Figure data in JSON
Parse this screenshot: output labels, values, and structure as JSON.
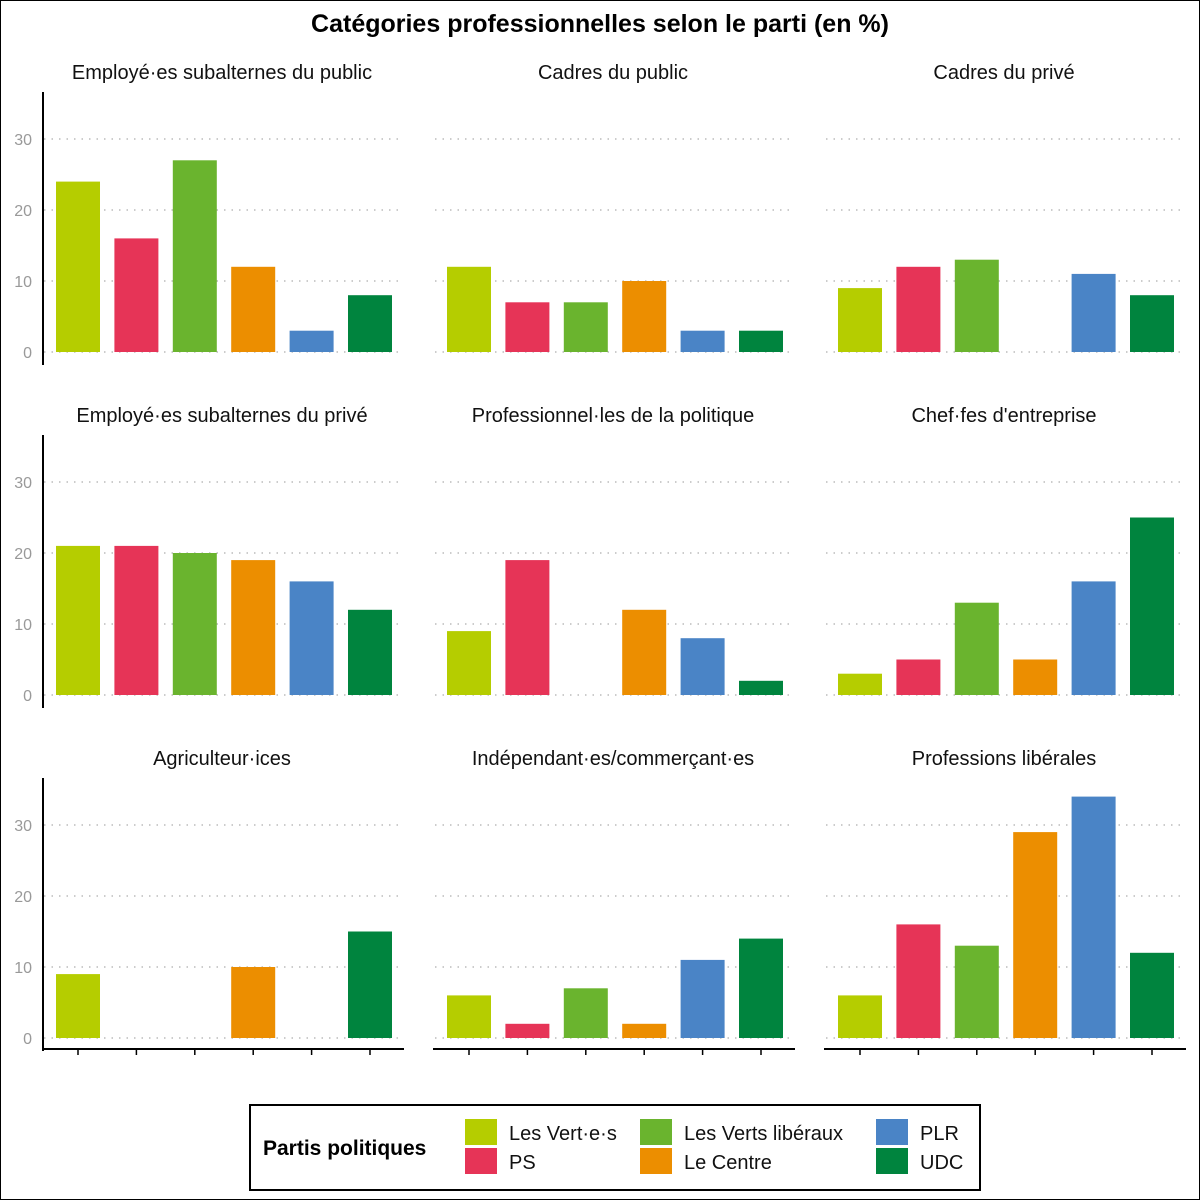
{
  "chart_data": {
    "type": "bar",
    "title": "Catégories professionnelles selon le parti (en %)",
    "xlabel": "",
    "ylabel": "",
    "ylim": [
      0,
      36
    ],
    "yticks": [
      0,
      10,
      20,
      30
    ],
    "grid": "horizontal dotted",
    "legend": {
      "title": "Partis politiques",
      "placement": "bottom"
    },
    "categories": [
      "Les Vert·e·s",
      "PS",
      "Les Verts libéraux",
      "Le Centre",
      "PLR",
      "UDC"
    ],
    "colors": [
      "#b5cd00",
      "#e63457",
      "#6ab42e",
      "#ec8e00",
      "#4a84c6",
      "#00843e"
    ],
    "panels": [
      {
        "title": "Employé·es subalternes du public",
        "values": [
          24,
          16,
          27,
          12,
          3,
          8
        ]
      },
      {
        "title": "Cadres du public",
        "values": [
          12,
          7,
          7,
          10,
          3,
          3
        ]
      },
      {
        "title": "Cadres du privé",
        "values": [
          9,
          12,
          13,
          0,
          11,
          8
        ]
      },
      {
        "title": "Employé·es subalternes du privé",
        "values": [
          21,
          21,
          20,
          19,
          16,
          12
        ]
      },
      {
        "title": "Professionnel·les de la politique",
        "values": [
          9,
          19,
          0,
          12,
          8,
          2
        ]
      },
      {
        "title": "Chef·fes d'entreprise",
        "values": [
          3,
          5,
          13,
          5,
          16,
          25
        ]
      },
      {
        "title": "Agriculteur·ices",
        "values": [
          9,
          0,
          0,
          10,
          0,
          15
        ]
      },
      {
        "title": "Indépendant·es/commerçant·es",
        "values": [
          6,
          2,
          7,
          2,
          11,
          14
        ]
      },
      {
        "title": "Professions libérales",
        "values": [
          6,
          16,
          13,
          29,
          34,
          12
        ]
      }
    ]
  }
}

To be done
Write the lines above out again exactly, without any of their pictures.

Complete response
Parse this screenshot: output labels, values, and structure as JSON.
{
  "chart_data": {
    "type": "bar",
    "title": "Catégories professionnelles selon le parti (en %)",
    "xlabel": "",
    "ylabel": "",
    "ylim": [
      0,
      36
    ],
    "yticks": [
      0,
      10,
      20,
      30
    ],
    "grid": "horizontal dotted",
    "legend": {
      "title": "Partis politiques",
      "placement": "bottom"
    },
    "categories": [
      "Les Vert·e·s",
      "PS",
      "Les Verts libéraux",
      "Le Centre",
      "PLR",
      "UDC"
    ],
    "colors": [
      "#b5cd00",
      "#e63457",
      "#6ab42e",
      "#ec8e00",
      "#4a84c6",
      "#00843e"
    ],
    "panels": [
      {
        "title": "Employé·es subalternes du public",
        "values": [
          24,
          16,
          27,
          12,
          3,
          8
        ]
      },
      {
        "title": "Cadres du public",
        "values": [
          12,
          7,
          7,
          10,
          3,
          3
        ]
      },
      {
        "title": "Cadres du privé",
        "values": [
          9,
          12,
          13,
          0,
          11,
          8
        ]
      },
      {
        "title": "Employé·es subalternes du privé",
        "values": [
          21,
          21,
          20,
          19,
          16,
          12
        ]
      },
      {
        "title": "Professionnel·les de la politique",
        "values": [
          9,
          19,
          0,
          12,
          8,
          2
        ]
      },
      {
        "title": "Chef·fes d'entreprise",
        "values": [
          3,
          5,
          13,
          5,
          16,
          25
        ]
      },
      {
        "title": "Agriculteur·ices",
        "values": [
          9,
          0,
          0,
          10,
          0,
          15
        ]
      },
      {
        "title": "Indépendant·es/commerçant·es",
        "values": [
          6,
          2,
          7,
          2,
          11,
          14
        ]
      },
      {
        "title": "Professions libérales",
        "values": [
          6,
          16,
          13,
          29,
          34,
          12
        ]
      }
    ]
  }
}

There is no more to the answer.